# TO BE DONE
Reproduce word for word every line from the start of the records up to and including the line that contains "special-fund-item-4: 内设机构制度: [342, 252, 700, 286]".

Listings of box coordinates
- - -
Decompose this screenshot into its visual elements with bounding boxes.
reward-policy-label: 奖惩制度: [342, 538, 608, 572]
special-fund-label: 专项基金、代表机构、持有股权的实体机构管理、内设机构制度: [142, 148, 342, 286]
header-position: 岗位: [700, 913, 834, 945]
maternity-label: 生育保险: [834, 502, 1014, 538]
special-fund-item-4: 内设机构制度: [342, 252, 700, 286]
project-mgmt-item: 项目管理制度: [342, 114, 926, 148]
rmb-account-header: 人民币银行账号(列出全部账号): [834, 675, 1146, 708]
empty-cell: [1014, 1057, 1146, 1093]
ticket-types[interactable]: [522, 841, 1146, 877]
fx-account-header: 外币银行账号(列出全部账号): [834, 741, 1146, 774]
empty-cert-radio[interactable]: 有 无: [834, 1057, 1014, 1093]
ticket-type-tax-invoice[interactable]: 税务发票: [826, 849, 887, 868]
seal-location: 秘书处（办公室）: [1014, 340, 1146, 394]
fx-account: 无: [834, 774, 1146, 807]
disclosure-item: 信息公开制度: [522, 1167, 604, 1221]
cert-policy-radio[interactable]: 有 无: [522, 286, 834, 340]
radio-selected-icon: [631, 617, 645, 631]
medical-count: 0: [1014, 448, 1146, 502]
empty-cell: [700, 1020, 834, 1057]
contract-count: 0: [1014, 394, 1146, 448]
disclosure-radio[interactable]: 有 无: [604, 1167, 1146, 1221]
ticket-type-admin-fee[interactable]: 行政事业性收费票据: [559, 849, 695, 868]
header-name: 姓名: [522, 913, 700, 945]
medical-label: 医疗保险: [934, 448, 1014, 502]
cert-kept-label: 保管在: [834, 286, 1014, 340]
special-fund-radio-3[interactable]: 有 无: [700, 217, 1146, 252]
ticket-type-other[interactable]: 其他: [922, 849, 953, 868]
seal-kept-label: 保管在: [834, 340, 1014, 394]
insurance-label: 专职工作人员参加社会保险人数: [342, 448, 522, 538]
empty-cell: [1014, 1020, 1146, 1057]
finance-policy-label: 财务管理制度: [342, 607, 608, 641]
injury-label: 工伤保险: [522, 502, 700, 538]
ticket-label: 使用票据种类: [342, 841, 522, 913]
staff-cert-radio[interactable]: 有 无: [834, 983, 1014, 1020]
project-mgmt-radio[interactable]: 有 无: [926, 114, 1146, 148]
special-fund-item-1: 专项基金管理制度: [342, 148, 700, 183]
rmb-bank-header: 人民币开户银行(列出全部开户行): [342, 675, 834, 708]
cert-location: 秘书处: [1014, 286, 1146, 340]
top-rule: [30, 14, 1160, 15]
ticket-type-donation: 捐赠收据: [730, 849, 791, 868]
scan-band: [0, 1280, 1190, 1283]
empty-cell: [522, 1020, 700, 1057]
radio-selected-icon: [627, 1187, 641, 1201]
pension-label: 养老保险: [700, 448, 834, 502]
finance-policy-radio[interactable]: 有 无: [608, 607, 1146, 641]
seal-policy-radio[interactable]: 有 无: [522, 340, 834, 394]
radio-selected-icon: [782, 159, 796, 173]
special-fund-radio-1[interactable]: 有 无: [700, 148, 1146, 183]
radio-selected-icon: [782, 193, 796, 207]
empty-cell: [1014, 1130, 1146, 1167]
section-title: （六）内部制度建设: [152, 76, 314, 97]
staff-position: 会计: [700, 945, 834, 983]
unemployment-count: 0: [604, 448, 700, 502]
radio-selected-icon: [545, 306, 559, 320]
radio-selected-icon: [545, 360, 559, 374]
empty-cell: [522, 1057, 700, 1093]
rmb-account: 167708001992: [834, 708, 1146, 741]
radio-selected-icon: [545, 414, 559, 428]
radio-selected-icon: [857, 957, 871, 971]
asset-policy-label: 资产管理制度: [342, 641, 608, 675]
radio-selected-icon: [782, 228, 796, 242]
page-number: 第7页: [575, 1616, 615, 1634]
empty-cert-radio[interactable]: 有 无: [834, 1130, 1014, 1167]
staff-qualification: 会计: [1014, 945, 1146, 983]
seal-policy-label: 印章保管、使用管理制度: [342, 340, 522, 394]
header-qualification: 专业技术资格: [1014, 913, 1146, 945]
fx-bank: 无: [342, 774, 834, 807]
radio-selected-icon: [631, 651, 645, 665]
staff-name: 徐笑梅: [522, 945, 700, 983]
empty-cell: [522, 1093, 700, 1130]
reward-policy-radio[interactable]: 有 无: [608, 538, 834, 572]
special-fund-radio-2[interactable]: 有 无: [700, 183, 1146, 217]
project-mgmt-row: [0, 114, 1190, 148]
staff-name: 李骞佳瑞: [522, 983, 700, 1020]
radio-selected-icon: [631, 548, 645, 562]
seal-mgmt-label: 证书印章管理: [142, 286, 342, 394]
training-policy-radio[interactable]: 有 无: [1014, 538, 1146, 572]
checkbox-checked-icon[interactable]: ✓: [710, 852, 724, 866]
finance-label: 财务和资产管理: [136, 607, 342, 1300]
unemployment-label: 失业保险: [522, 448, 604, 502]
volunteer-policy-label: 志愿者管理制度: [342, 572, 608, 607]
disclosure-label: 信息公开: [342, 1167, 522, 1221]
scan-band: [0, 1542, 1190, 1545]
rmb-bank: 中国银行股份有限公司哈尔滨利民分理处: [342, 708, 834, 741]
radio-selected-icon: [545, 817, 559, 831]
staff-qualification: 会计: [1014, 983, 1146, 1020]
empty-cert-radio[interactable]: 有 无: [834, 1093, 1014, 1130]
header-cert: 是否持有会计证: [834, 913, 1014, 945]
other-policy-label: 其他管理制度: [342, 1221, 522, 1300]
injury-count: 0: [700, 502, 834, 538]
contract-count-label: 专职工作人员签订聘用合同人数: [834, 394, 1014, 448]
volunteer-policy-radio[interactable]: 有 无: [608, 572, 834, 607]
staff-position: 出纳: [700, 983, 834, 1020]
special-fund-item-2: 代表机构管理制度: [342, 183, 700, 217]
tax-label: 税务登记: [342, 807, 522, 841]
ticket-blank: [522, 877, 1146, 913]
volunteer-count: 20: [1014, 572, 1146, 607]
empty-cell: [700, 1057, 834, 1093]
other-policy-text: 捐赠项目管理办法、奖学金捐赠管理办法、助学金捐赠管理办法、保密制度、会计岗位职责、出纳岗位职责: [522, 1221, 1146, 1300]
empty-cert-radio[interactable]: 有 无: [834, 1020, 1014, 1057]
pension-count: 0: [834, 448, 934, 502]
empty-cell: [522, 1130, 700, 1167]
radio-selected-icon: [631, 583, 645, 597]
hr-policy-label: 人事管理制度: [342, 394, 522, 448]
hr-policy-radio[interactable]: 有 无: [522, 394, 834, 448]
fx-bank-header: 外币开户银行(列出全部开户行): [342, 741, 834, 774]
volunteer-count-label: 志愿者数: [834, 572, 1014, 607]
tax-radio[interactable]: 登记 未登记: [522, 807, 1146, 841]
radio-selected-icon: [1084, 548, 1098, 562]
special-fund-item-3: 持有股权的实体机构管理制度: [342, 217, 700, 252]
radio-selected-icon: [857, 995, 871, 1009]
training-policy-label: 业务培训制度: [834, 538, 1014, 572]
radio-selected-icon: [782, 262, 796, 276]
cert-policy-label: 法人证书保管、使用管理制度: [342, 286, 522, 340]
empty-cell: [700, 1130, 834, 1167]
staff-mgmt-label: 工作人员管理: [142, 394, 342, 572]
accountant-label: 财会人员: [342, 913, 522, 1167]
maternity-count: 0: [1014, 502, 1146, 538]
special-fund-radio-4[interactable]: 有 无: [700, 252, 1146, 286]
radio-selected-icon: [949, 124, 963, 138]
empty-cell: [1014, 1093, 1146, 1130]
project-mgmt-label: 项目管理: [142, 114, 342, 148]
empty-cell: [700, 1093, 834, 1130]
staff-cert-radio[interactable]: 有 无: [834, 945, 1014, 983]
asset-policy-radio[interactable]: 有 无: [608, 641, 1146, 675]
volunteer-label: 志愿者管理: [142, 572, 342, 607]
- - -
# SOLUTION BELOW
Decompose this screenshot into its visual elements with bounding boxes.
reward-policy-label: 奖惩制度: [342, 538, 608, 572]
special-fund-label: 专项基金、代表机构、持有股权的实体机构管理、内设机构制度: [142, 148, 342, 286]
header-position: 岗位: [700, 913, 834, 945]
maternity-label: 生育保险: [834, 502, 1014, 538]
special-fund-item-4: 内设机构制度: [342, 252, 700, 286]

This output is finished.